Data records:
..............................
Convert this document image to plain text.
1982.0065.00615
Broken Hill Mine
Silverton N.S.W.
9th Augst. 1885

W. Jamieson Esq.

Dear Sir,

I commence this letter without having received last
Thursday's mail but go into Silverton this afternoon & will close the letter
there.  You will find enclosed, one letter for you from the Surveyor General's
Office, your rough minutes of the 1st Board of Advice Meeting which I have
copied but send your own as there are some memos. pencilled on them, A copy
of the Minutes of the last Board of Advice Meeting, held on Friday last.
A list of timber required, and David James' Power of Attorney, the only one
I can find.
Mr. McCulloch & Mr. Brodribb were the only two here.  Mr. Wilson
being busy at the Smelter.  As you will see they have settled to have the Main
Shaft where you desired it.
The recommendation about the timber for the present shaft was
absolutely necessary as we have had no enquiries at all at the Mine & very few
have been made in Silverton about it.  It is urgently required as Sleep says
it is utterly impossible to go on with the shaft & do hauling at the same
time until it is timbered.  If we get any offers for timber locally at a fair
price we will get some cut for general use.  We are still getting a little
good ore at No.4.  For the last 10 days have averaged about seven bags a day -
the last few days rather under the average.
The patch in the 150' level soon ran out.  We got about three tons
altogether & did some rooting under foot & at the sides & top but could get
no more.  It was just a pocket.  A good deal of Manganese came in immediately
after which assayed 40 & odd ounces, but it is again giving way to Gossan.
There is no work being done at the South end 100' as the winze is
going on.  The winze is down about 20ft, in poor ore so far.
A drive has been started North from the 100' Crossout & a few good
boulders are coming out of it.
..............................
(What is needed)
Give every entry again in full, precisely as written above.

(Finished exercise)
Convert this document image to plain text.
1982.0065.00615
Broken Hill Mine
Silverton N.S.W.
9th Augst. 1885

W. Jamieson Esq.

Dear Sir,

I commence this letter without having received last
Thursday's mail but go into Silverton this afternoon & will close the letter
there.  You will find enclosed, one letter for you from the Surveyor General's
Office, your rough minutes of the 1st Board of Advice Meeting which I have
copied but send your own as there are some memos. pencilled on them, A copy
of the Minutes of the last Board of Advice Meeting, held on Friday last.
A list of timber required, and David James' Power of Attorney, the only one
I can find.
Mr. McCulloch & Mr. Brodribb were the only two here.  Mr. Wilson
being busy at the Smelter.  As you will see they have settled to have the Main
Shaft where you desired it.
The recommendation about the timber for the present shaft was
absolutely necessary as we have had no enquiries at all at the Mine & very few
have been made in Silverton about it.  It is urgently required as Sleep says
it is utterly impossible to go on with the shaft & do hauling at the same
time until it is timbered.  If we get any offers for timber locally at a fair
price we will get some cut for general use.  We are still getting a little
good ore at No.4.  For the last 10 days have averaged about seven bags a day -
the last few days rather under the average.
The patch in the 150' level soon ran out.  We got about three tons
altogether & did some rooting under foot & at the sides & top but could get
no more.  It was just a pocket.  A good deal of Manganese came in immediately
after which assayed 40 & odd ounces, but it is again giving way to Gossan.
There is no work being done at the South end 100' as the winze is
going on.  The winze is down about 20ft, in poor ore so far.
A drive has been started North from the 100' Crossout & a few good
boulders are coming out of it.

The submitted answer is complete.